▶ EXERCISE TASK
For the listing underneath, give the count of lines containing the string "системы" and nothing further.

▶ RECORDS FOR THIS TASK
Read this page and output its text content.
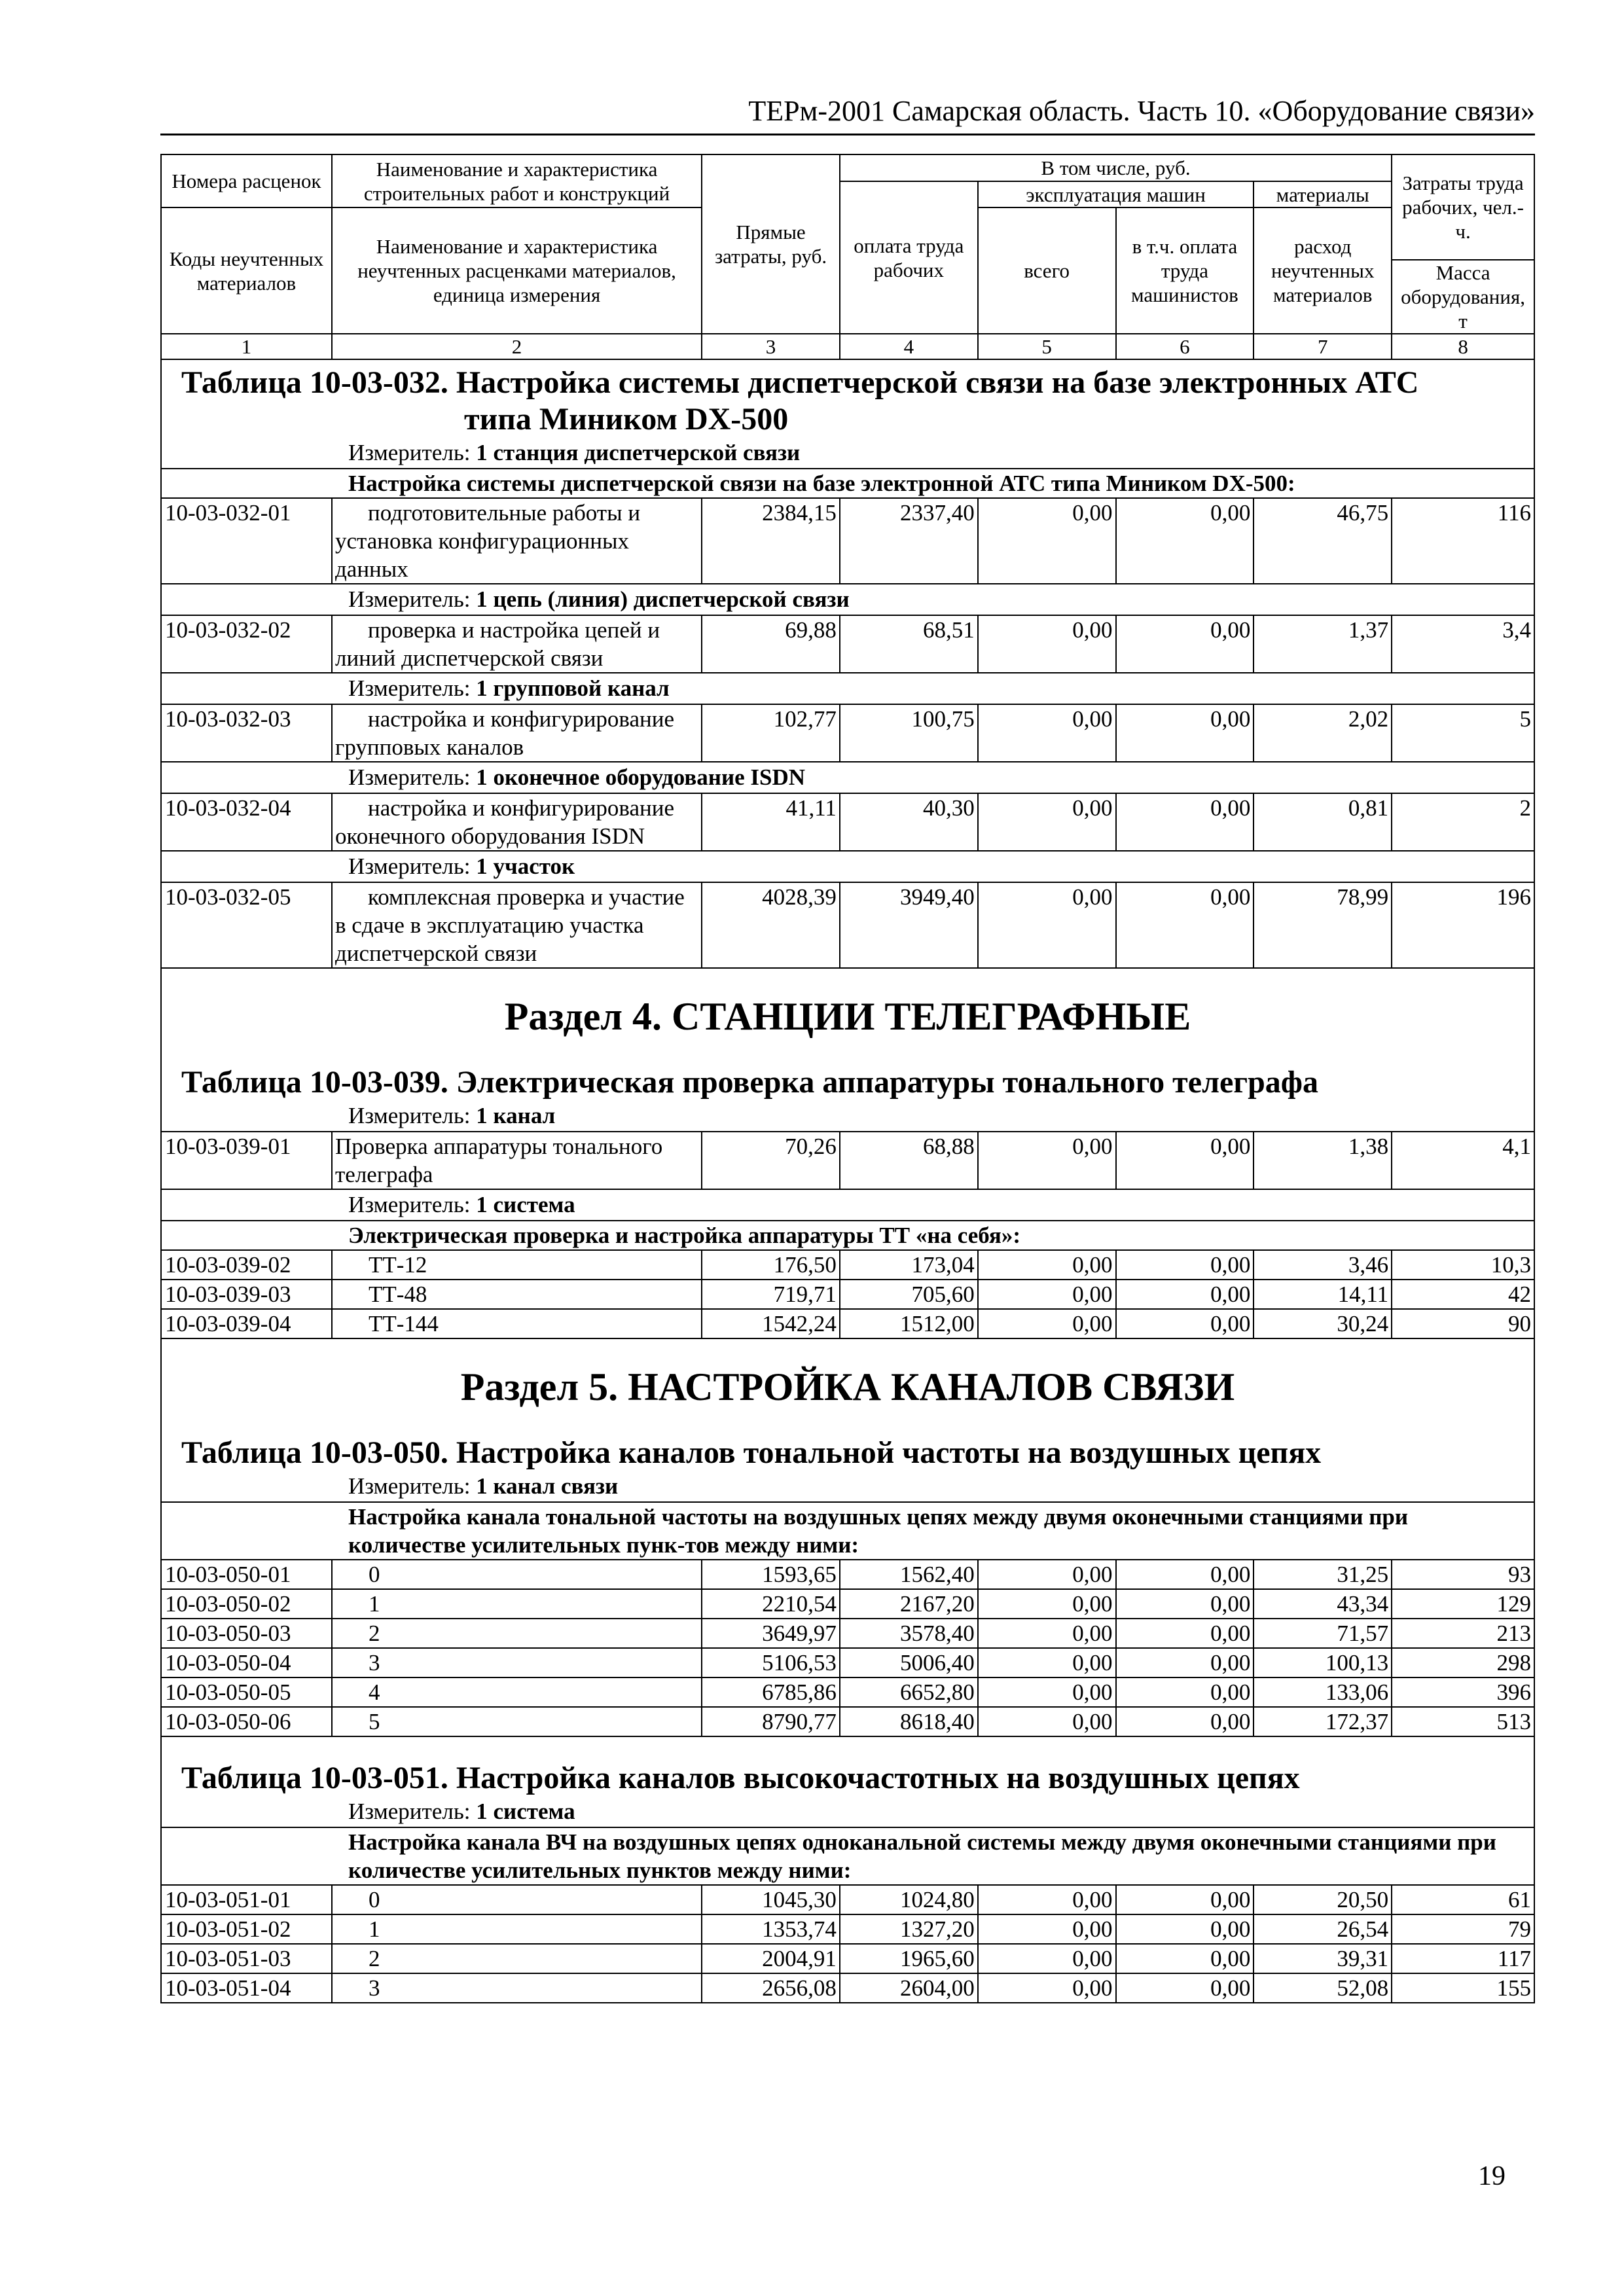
ТЕРм-2001 Самарская область. Часть 10. «Оборудование связи»
Номера расценок	Наименование и характеристика строительных работ и конструкций	Прямые затраты, руб.	В том числе, руб.				Затраты труда рабочих, чел.-ч.
			оплата труда рабочих	эксплуатация машин		материалы	
Коды неучтенных материалов	Наименование и характеристика неучтенных расценками материалов, единица измерения			всего	в т.ч. оплата труда машинистов	расход неучтенных материалов	
							Масса оборудования, т
1	2	3	4	5	6	7	8

Таблица 10-03-032. Настройка системы диспетчерской связи на базе электронных АТС
типа Миником DX-500							

Измеритель: 1 станция диспетчерской связи							
Настройка системы диспетчерской связи на базе электронной АТС типа Миником DX-500:							
10-03-032-01	подготовительные работы и установка конфигурационных данных	2384,15	2337,40	0,00	0,00	46,75	116
Измеритель: 1 цепь (линия) диспетчерской связи							
10-03-032-02	проверка и настройка цепей и линий диспетчерской связи	69,88	68,51	0,00	0,00	1,37	3,4
Измеритель: 1 групповой канал							
10-03-032-03	настройка и конфигурирование групповых каналов	102,77	100,75	0,00	0,00	2,02	5
Измеритель: 1 оконечное оборудование ISDN							
10-03-032-04	настройка и конфигурирование оконечного оборудования ISDN	41,11	40,30	0,00	0,00	0,81	2
Измеритель: 1 участок							
10-03-032-05	комплексная проверка и участие в сдаче в эксплуатацию участка диспетчерской связи	4028,39	3949,40	0,00	0,00	78,99	196

Раздел 4. СТАНЦИИ ТЕЛЕГРАФНЫЕ							

Таблица 10-03-039. Электрическая проверка аппаратуры тонального телеграфа							
Измеритель: 1 канал							
10-03-039-01	Проверка аппаратуры тонального телеграфа	70,26	68,88	0,00	0,00	1,38	4,1
Измеритель: 1 система							
Электрическая проверка и настройка аппаратуры ТТ «на себя»:							
10-03-039-02	ТТ-12	176,50	173,04	0,00	0,00	3,46	10,3
10-03-039-03	ТТ-48	719,71	705,60	0,00	0,00	14,11	42
10-03-039-04	ТТ-144	1542,24	1512,00	0,00	0,00	30,24	90

Раздел 5. НАСТРОЙКА КАНАЛОВ СВЯЗИ							

Таблица 10-03-050. Настройка каналов тональной частоты на воздушных цепях							
Измеритель: 1 канал связи							
Настройка канала тональной частоты на воздушных цепях между двумя оконечными станциями при количестве усилительных пунк-тов между ними:							
10-03-050-01	0	1593,65	1562,40	0,00	0,00	31,25	93
10-03-050-02	1	2210,54	2167,20	0,00	0,00	43,34	129
10-03-050-03	2	3649,97	3578,40	0,00	0,00	71,57	213
10-03-050-04	3	5106,53	5006,40	0,00	0,00	100,13	298
10-03-050-05	4	6785,86	6652,80	0,00	0,00	133,06	396
10-03-050-06	5	8790,77	8618,40	0,00	0,00	172,37	513

Таблица 10-03-051. Настройка каналов высокочастотных на воздушных цепях							
Измеритель: 1 система							
Настройка канала ВЧ на воздушных цепях одноканальной системы между двумя оконечными станциями при количестве усилительных пунктов между ними:							
10-03-051-01	0	1045,30	1024,80	0,00	0,00	20,50	61
10-03-051-02	1	1353,74	1327,20	0,00	0,00	26,54	79
10-03-051-03	2	2004,91	1965,60	0,00	0,00	39,31	117
10-03-051-04	3	2656,08	2604,00	0,00	0,00	52,08	155
19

▶ RESULT BELOW
3